STATED GOAL - Work through the data below and give the number of lines holding "this", nothing more.

__________

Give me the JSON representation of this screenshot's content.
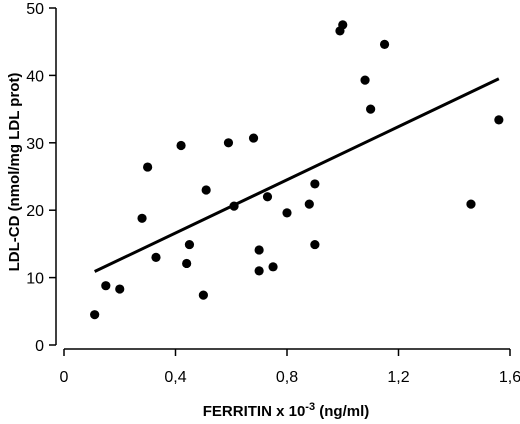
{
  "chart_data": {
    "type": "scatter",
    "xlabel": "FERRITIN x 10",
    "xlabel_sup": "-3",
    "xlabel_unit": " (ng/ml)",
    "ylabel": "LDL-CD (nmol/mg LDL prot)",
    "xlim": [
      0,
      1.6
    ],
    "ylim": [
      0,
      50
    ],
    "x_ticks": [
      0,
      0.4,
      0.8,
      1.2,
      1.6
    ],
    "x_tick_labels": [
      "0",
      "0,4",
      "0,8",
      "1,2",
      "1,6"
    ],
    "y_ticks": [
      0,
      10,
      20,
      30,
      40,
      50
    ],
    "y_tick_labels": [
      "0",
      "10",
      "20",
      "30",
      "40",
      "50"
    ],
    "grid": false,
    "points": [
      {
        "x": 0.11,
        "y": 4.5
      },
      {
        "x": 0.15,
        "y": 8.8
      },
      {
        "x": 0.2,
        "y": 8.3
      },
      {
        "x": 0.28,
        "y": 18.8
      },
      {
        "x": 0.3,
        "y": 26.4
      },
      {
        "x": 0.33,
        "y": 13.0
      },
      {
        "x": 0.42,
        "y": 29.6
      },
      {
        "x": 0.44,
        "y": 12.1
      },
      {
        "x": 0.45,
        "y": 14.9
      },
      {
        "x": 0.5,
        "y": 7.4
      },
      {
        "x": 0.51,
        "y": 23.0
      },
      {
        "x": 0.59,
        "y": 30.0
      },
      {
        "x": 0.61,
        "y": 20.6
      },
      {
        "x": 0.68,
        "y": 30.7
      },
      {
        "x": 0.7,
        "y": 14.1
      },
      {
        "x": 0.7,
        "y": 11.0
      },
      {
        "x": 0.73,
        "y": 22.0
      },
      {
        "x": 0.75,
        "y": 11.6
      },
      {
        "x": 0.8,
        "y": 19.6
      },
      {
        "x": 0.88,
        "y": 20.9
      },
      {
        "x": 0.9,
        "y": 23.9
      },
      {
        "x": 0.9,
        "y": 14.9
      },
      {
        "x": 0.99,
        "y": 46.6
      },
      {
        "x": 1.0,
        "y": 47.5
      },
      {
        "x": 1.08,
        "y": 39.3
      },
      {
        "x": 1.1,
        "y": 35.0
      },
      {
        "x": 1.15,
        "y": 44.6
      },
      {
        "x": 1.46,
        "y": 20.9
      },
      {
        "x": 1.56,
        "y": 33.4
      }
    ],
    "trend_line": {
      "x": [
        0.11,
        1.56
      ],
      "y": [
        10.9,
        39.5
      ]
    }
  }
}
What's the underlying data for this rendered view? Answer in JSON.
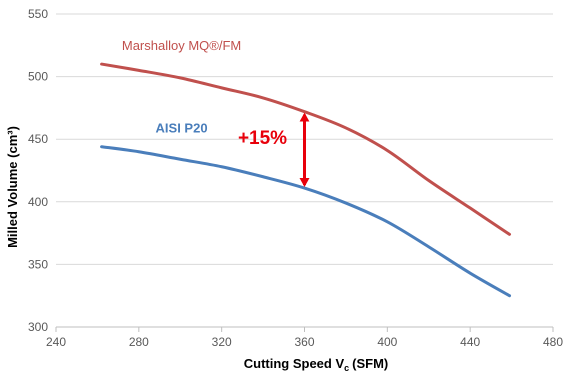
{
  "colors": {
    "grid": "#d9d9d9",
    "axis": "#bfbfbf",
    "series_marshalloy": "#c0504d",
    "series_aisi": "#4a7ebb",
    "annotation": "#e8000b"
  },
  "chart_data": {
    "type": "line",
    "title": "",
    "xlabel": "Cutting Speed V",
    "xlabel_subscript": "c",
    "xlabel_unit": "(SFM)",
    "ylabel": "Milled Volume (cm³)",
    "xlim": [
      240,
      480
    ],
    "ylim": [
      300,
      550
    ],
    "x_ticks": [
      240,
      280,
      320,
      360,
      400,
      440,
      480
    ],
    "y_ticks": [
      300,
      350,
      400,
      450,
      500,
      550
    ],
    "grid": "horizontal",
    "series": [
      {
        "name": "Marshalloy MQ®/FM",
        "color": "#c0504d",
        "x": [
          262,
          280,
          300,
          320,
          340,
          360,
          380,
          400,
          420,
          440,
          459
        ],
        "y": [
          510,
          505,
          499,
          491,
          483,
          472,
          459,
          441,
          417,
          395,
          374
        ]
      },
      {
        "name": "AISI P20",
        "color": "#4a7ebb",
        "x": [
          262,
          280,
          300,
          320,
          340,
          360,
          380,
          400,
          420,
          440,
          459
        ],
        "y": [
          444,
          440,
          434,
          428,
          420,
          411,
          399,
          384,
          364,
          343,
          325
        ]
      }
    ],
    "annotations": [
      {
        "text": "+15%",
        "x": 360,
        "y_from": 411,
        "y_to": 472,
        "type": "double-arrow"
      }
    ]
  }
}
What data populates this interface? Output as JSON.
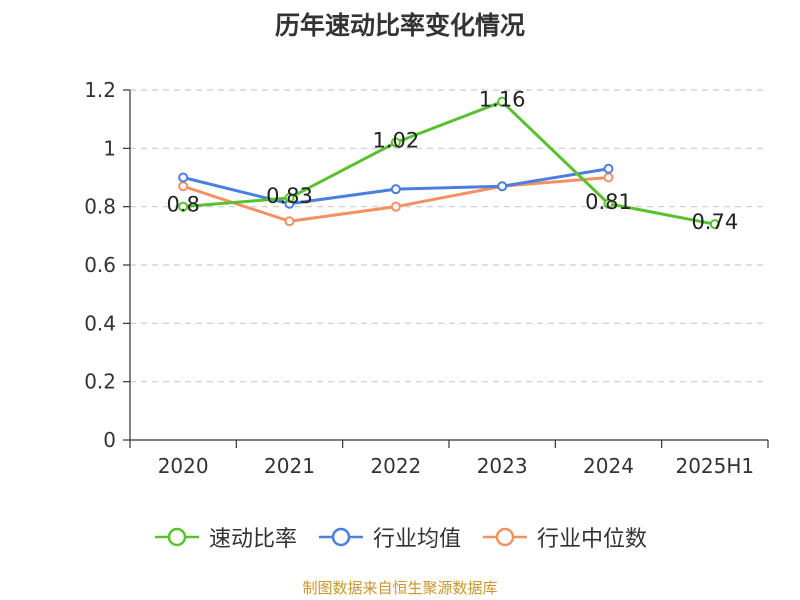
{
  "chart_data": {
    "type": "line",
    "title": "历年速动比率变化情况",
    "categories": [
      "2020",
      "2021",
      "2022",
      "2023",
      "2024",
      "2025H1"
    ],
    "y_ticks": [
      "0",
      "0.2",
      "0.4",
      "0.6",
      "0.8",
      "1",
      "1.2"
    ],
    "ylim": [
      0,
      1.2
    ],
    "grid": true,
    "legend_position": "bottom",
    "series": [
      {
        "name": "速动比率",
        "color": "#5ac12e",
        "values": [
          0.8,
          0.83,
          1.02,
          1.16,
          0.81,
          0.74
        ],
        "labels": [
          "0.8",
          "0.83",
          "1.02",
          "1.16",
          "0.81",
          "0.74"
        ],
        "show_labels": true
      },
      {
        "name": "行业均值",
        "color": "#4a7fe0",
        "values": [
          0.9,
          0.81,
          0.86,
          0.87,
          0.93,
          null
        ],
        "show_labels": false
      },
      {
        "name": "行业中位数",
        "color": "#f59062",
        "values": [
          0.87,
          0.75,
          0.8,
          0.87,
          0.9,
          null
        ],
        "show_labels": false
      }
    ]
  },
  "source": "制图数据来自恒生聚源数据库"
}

__________

EXERCISE RESPONSE - 3